(Data entries)
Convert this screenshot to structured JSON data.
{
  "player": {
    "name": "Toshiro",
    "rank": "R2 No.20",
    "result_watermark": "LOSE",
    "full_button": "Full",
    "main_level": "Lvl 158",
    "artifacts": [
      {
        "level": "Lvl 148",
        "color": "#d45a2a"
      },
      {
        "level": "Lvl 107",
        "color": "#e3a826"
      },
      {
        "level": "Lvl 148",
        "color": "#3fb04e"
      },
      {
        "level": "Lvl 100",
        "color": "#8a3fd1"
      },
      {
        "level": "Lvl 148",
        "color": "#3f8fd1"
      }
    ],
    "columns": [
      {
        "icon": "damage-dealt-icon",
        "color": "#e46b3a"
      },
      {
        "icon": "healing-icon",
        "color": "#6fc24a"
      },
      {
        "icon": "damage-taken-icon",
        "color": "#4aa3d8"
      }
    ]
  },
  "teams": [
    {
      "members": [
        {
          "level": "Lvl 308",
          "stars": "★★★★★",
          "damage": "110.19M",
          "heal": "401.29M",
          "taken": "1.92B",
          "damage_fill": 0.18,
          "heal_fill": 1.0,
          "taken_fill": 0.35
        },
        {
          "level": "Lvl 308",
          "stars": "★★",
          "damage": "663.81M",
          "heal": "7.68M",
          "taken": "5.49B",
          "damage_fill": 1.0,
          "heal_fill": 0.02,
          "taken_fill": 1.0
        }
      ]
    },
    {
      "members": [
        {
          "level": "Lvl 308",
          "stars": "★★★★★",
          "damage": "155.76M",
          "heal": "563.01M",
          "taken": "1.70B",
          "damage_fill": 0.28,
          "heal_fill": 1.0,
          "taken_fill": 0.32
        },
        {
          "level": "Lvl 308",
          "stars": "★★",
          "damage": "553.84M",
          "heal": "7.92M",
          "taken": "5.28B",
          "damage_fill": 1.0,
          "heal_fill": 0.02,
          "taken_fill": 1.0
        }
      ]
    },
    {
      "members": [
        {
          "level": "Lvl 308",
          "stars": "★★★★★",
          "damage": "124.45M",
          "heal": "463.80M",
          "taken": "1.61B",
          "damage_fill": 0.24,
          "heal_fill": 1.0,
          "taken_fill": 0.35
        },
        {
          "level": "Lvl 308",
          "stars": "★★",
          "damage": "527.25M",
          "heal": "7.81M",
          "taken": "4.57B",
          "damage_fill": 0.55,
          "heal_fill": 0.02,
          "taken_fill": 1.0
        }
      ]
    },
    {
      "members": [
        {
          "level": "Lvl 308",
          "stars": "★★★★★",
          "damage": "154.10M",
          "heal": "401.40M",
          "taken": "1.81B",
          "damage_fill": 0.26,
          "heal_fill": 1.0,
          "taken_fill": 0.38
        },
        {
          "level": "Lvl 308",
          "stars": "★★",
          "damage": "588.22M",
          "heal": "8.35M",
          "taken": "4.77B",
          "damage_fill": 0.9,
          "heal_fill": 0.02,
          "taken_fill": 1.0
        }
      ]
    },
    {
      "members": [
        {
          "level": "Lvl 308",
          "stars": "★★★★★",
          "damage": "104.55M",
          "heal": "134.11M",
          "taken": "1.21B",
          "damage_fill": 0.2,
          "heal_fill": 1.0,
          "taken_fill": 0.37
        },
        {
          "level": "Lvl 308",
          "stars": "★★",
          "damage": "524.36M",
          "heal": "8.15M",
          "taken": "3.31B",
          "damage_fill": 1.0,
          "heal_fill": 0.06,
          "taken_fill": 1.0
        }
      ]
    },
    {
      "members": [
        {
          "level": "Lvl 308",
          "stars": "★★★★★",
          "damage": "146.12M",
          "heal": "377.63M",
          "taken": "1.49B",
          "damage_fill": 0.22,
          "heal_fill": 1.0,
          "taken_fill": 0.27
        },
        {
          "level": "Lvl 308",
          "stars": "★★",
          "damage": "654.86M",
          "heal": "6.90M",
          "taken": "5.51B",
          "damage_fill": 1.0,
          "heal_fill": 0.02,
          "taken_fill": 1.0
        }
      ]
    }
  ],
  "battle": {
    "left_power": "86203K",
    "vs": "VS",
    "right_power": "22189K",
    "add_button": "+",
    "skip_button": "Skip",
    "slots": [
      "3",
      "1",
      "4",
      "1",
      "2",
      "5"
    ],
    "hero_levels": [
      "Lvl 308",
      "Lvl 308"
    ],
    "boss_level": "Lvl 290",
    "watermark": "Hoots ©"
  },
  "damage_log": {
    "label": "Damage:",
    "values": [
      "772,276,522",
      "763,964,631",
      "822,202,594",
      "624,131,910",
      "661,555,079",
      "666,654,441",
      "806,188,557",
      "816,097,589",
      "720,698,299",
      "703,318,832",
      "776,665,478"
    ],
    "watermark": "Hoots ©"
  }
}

■ What to do
Pick out the lines that contain "color" and copy them.

■ Response to the exercise
        "color": "#d45a2a"
        "color": "#e3a826"
        "color": "#3fb04e"
        "color": "#8a3fd1"
        "color": "#3f8fd1"
        "color": "#e46b3a"
        "color": "#6fc24a"
        "color": "#4aa3d8"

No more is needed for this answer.